Description of the task |
Output every line of the data exactly as it appears.

[Extracted records]
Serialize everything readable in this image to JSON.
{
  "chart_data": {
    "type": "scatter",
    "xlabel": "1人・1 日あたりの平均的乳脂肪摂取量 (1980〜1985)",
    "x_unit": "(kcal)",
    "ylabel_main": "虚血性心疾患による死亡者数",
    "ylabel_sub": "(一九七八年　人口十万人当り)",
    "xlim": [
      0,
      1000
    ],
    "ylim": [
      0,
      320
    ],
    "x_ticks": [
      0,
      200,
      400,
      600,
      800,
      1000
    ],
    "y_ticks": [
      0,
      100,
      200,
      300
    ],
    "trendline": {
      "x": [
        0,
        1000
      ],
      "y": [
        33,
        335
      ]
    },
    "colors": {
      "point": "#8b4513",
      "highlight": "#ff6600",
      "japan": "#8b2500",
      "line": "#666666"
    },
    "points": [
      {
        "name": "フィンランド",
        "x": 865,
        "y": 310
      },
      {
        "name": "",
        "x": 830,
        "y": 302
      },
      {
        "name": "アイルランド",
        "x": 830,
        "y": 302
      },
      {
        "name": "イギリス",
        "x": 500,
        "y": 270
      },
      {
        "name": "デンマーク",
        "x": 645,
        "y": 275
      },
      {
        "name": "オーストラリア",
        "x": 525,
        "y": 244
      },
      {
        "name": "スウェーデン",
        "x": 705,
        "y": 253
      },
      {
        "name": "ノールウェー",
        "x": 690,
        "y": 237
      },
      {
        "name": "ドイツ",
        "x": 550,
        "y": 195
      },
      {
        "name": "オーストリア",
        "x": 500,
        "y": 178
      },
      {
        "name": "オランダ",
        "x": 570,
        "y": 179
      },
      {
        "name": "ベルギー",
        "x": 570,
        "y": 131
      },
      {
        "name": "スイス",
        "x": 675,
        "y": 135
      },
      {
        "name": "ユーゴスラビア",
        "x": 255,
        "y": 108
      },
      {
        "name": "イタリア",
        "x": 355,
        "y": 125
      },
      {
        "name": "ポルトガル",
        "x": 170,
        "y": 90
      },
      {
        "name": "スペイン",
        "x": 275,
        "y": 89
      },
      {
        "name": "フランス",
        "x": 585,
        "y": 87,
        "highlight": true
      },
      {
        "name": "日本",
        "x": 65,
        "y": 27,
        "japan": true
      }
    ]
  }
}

Full response |
Serialize everything readable in this image to JSON.
{
  "chart_data": {
    "type": "scatter",
    "xlabel": "1人・1 日あたりの平均的乳脂肪摂取量 (1980〜1985)",
    "x_unit": "(kcal)",
    "ylabel_main": "虚血性心疾患による死亡者数",
    "ylabel_sub": "(一九七八年　人口十万人当り)",
    "xlim": [
      0,
      1000
    ],
    "ylim": [
      0,
      320
    ],
    "x_ticks": [
      0,
      200,
      400,
      600,
      800,
      1000
    ],
    "y_ticks": [
      0,
      100,
      200,
      300
    ],
    "trendline": {
      "x": [
        0,
        1000
      ],
      "y": [
        33,
        335
      ]
    },
    "colors": {
      "point": "#8b4513",
      "highlight": "#ff6600",
      "japan": "#8b2500",
      "line": "#666666"
    },
    "points": [
      {
        "name": "フィンランド",
        "x": 865,
        "y": 310
      },
      {
        "name": "",
        "x": 830,
        "y": 302
      },
      {
        "name": "アイルランド",
        "x": 830,
        "y": 302
      },
      {
        "name": "イギリス",
        "x": 500,
        "y": 270
      },
      {
        "name": "デンマーク",
        "x": 645,
        "y": 275
      },
      {
        "name": "オーストラリア",
        "x": 525,
        "y": 244
      },
      {
        "name": "スウェーデン",
        "x": 705,
        "y": 253
      },
      {
        "name": "ノールウェー",
        "x": 690,
        "y": 237
      },
      {
        "name": "ドイツ",
        "x": 550,
        "y": 195
      },
      {
        "name": "オーストリア",
        "x": 500,
        "y": 178
      },
      {
        "name": "オランダ",
        "x": 570,
        "y": 179
      },
      {
        "name": "ベルギー",
        "x": 570,
        "y": 131
      },
      {
        "name": "スイス",
        "x": 675,
        "y": 135
      },
      {
        "name": "ユーゴスラビア",
        "x": 255,
        "y": 108
      },
      {
        "name": "イタリア",
        "x": 355,
        "y": 125
      },
      {
        "name": "ポルトガル",
        "x": 170,
        "y": 90
      },
      {
        "name": "スペイン",
        "x": 275,
        "y": 89
      },
      {
        "name": "フランス",
        "x": 585,
        "y": 87,
        "highlight": true
      },
      {
        "name": "日本",
        "x": 65,
        "y": 27,
        "japan": true
      }
    ]
  }
}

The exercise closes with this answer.